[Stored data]
┌──

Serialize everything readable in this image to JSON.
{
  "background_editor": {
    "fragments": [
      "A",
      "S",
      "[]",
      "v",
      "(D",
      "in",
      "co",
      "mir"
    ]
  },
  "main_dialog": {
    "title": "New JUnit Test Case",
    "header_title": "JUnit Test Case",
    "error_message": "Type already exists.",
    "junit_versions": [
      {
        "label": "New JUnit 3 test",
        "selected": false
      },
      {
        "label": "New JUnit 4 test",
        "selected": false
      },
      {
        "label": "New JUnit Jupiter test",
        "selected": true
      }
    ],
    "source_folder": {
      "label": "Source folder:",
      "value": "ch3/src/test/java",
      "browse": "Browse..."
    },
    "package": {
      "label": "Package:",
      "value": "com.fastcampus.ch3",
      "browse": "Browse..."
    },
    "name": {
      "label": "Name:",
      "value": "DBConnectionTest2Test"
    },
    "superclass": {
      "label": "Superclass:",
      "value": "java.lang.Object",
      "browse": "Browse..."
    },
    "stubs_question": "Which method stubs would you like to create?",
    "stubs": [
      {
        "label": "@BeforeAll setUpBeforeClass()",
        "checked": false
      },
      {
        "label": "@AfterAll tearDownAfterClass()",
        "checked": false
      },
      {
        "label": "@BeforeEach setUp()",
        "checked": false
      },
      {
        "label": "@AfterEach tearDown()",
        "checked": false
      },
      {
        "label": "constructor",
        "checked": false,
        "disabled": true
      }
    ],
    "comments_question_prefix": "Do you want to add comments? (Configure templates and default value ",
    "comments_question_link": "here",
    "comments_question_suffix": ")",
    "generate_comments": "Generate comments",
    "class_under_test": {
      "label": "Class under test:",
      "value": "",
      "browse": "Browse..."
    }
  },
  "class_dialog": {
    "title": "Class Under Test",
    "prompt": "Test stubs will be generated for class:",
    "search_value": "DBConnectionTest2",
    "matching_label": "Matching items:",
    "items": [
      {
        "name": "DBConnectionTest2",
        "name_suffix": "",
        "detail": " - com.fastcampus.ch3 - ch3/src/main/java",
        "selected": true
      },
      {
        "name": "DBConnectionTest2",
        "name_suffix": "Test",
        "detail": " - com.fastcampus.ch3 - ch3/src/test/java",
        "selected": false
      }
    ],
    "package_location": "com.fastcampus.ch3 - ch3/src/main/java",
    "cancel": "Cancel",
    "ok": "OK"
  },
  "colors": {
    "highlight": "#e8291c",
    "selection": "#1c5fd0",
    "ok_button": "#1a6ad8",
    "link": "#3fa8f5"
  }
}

└──

Given exercise: Take the entries above and transcribe them in full.

Answer to the task:
Serialize everything readable in this image to JSON.
{
  "background_editor": {
    "fragments": [
      "A",
      "S",
      "[]",
      "v",
      "(D",
      "in",
      "co",
      "mir"
    ]
  },
  "main_dialog": {
    "title": "New JUnit Test Case",
    "header_title": "JUnit Test Case",
    "error_message": "Type already exists.",
    "junit_versions": [
      {
        "label": "New JUnit 3 test",
        "selected": false
      },
      {
        "label": "New JUnit 4 test",
        "selected": false
      },
      {
        "label": "New JUnit Jupiter test",
        "selected": true
      }
    ],
    "source_folder": {
      "label": "Source folder:",
      "value": "ch3/src/test/java",
      "browse": "Browse..."
    },
    "package": {
      "label": "Package:",
      "value": "com.fastcampus.ch3",
      "browse": "Browse..."
    },
    "name": {
      "label": "Name:",
      "value": "DBConnectionTest2Test"
    },
    "superclass": {
      "label": "Superclass:",
      "value": "java.lang.Object",
      "browse": "Browse..."
    },
    "stubs_question": "Which method stubs would you like to create?",
    "stubs": [
      {
        "label": "@BeforeAll setUpBeforeClass()",
        "checked": false
      },
      {
        "label": "@AfterAll tearDownAfterClass()",
        "checked": false
      },
      {
        "label": "@BeforeEach setUp()",
        "checked": false
      },
      {
        "label": "@AfterEach tearDown()",
        "checked": false
      },
      {
        "label": "constructor",
        "checked": false,
        "disabled": true
      }
    ],
    "comments_question_prefix": "Do you want to add comments? (Configure templates and default value ",
    "comments_question_link": "here",
    "comments_question_suffix": ")",
    "generate_comments": "Generate comments",
    "class_under_test": {
      "label": "Class under test:",
      "value": "",
      "browse": "Browse..."
    }
  },
  "class_dialog": {
    "title": "Class Under Test",
    "prompt": "Test stubs will be generated for class:",
    "search_value": "DBConnectionTest2",
    "matching_label": "Matching items:",
    "items": [
      {
        "name": "DBConnectionTest2",
        "name_suffix": "",
        "detail": " - com.fastcampus.ch3 - ch3/src/main/java",
        "selected": true
      },
      {
        "name": "DBConnectionTest2",
        "name_suffix": "Test",
        "detail": " - com.fastcampus.ch3 - ch3/src/test/java",
        "selected": false
      }
    ],
    "package_location": "com.fastcampus.ch3 - ch3/src/main/java",
    "cancel": "Cancel",
    "ok": "OK"
  },
  "colors": {
    "highlight": "#e8291c",
    "selection": "#1c5fd0",
    "ok_button": "#1a6ad8",
    "link": "#3fa8f5"
  }
}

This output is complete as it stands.